Do this: Rename "staticText" to "label" in the lines from the first line through the line containing "staticText: 支出分类 <box>13 125 41 134</box>", leaving everything else unchanged, and return only those lines.

··· Data section ···

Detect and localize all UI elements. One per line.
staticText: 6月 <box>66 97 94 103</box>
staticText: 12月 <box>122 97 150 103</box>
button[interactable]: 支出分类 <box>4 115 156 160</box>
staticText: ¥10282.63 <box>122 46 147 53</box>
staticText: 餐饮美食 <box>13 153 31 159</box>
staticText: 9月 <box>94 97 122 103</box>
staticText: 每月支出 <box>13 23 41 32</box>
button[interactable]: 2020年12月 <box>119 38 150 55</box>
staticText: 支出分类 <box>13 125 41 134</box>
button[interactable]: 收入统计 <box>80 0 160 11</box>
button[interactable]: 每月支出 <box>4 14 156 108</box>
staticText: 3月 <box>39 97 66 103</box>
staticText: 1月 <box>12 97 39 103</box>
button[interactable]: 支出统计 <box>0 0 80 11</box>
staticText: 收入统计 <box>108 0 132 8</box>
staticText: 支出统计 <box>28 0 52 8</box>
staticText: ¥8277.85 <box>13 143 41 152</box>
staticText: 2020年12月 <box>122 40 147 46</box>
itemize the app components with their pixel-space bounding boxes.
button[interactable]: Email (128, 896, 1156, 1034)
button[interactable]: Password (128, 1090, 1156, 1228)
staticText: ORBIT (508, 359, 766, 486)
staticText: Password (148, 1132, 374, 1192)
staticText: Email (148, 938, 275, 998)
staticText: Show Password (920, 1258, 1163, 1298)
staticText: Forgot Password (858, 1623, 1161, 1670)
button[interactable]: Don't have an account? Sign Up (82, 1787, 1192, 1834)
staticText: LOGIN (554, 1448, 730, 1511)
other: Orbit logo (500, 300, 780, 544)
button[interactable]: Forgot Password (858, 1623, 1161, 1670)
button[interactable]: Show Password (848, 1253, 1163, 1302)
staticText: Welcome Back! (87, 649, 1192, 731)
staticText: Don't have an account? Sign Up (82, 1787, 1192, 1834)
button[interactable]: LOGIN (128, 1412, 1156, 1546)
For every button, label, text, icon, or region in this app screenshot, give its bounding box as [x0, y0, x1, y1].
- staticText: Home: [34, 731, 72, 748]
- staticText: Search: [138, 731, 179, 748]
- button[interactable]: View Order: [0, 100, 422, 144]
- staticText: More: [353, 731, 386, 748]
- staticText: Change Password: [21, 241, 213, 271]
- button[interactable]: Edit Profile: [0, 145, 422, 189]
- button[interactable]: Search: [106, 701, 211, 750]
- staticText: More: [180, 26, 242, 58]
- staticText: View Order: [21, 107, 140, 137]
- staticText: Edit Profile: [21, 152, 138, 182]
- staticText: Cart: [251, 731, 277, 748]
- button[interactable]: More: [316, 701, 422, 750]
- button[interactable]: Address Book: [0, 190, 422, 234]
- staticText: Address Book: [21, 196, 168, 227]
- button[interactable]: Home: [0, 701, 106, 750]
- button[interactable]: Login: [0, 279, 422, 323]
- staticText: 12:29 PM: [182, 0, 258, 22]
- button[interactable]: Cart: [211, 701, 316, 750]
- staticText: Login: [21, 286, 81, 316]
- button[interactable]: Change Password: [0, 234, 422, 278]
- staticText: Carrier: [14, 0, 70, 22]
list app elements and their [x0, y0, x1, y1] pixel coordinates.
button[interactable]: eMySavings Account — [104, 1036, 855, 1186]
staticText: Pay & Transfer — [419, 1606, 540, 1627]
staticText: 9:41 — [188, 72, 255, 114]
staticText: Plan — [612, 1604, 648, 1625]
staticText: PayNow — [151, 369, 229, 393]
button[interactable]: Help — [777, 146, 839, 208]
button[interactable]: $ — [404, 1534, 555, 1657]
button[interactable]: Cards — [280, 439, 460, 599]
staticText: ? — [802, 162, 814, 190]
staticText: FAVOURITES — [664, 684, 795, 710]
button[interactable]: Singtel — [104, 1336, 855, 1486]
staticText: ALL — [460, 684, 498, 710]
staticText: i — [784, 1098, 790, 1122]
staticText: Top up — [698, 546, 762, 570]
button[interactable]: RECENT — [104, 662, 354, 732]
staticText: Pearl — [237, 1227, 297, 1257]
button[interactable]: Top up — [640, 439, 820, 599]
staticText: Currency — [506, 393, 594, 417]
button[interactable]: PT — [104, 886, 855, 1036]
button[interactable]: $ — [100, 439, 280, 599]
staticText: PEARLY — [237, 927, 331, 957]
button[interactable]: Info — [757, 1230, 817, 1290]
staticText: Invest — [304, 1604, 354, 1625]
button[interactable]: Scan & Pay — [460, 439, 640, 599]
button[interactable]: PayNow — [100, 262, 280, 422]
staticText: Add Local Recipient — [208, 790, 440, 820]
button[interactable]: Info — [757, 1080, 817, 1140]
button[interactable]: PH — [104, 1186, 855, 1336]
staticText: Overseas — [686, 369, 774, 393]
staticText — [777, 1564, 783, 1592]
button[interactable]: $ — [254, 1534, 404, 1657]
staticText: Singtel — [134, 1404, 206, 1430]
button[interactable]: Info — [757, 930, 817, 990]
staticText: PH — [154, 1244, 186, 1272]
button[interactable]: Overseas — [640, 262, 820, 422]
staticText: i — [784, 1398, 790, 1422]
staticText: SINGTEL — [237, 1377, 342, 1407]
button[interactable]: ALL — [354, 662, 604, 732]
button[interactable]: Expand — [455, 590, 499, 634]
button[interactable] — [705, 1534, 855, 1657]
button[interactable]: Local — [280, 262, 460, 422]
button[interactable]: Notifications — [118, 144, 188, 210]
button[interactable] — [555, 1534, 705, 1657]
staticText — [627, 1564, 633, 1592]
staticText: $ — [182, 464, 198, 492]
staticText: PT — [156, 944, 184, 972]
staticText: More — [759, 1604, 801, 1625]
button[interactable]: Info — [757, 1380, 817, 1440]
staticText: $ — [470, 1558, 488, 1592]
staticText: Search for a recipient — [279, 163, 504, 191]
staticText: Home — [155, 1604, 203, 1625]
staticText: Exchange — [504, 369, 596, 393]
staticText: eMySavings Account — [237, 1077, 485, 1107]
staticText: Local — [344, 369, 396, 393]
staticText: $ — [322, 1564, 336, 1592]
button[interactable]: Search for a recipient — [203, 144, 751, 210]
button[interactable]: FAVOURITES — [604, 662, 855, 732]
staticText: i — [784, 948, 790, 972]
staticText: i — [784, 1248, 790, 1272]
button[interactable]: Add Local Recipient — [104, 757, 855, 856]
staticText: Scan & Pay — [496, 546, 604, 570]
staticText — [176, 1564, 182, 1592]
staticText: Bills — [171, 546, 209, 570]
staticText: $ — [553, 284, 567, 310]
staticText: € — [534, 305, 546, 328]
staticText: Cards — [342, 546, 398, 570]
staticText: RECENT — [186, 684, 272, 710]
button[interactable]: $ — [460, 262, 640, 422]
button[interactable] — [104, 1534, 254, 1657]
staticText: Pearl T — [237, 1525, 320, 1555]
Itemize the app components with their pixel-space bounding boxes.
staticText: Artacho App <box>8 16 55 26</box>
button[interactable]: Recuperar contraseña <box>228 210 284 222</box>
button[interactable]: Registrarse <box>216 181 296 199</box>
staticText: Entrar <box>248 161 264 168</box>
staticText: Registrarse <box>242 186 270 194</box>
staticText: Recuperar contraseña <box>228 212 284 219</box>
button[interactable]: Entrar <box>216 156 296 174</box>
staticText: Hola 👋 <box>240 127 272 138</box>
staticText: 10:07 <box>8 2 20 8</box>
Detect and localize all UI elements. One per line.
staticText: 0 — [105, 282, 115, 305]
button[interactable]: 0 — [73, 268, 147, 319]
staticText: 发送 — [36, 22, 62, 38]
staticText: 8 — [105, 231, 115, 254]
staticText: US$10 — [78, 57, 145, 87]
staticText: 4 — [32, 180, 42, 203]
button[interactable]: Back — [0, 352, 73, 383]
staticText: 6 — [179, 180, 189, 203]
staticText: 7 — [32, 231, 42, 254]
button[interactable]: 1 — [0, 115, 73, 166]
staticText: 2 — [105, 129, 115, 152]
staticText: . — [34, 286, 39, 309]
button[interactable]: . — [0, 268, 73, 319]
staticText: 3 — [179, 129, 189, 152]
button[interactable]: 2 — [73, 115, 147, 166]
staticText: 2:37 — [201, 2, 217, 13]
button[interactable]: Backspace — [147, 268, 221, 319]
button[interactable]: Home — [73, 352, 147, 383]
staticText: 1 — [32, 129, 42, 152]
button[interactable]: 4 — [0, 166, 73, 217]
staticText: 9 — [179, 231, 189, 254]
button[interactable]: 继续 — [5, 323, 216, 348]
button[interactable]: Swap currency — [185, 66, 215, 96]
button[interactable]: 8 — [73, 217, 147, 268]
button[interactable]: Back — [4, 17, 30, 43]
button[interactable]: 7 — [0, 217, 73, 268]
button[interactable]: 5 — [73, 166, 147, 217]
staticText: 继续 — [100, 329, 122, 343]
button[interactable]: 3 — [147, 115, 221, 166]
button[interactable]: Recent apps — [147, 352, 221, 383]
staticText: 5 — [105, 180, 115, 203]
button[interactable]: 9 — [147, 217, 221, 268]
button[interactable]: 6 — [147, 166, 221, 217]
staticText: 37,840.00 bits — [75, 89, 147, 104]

···

Answer to the task:
Detect and localize all UI elements. One per line.
label: 6月 <box>66 97 94 103</box>
label: 12月 <box>122 97 150 103</box>
button[interactable]: 支出分类 <box>4 115 156 160</box>
label: ¥10282.63 <box>122 46 147 53</box>
label: 餐饮美食 <box>13 153 31 159</box>
label: 9月 <box>94 97 122 103</box>
label: 每月支出 <box>13 23 41 32</box>
button[interactable]: 2020年12月 <box>119 38 150 55</box>
label: 支出分类 <box>13 125 41 134</box>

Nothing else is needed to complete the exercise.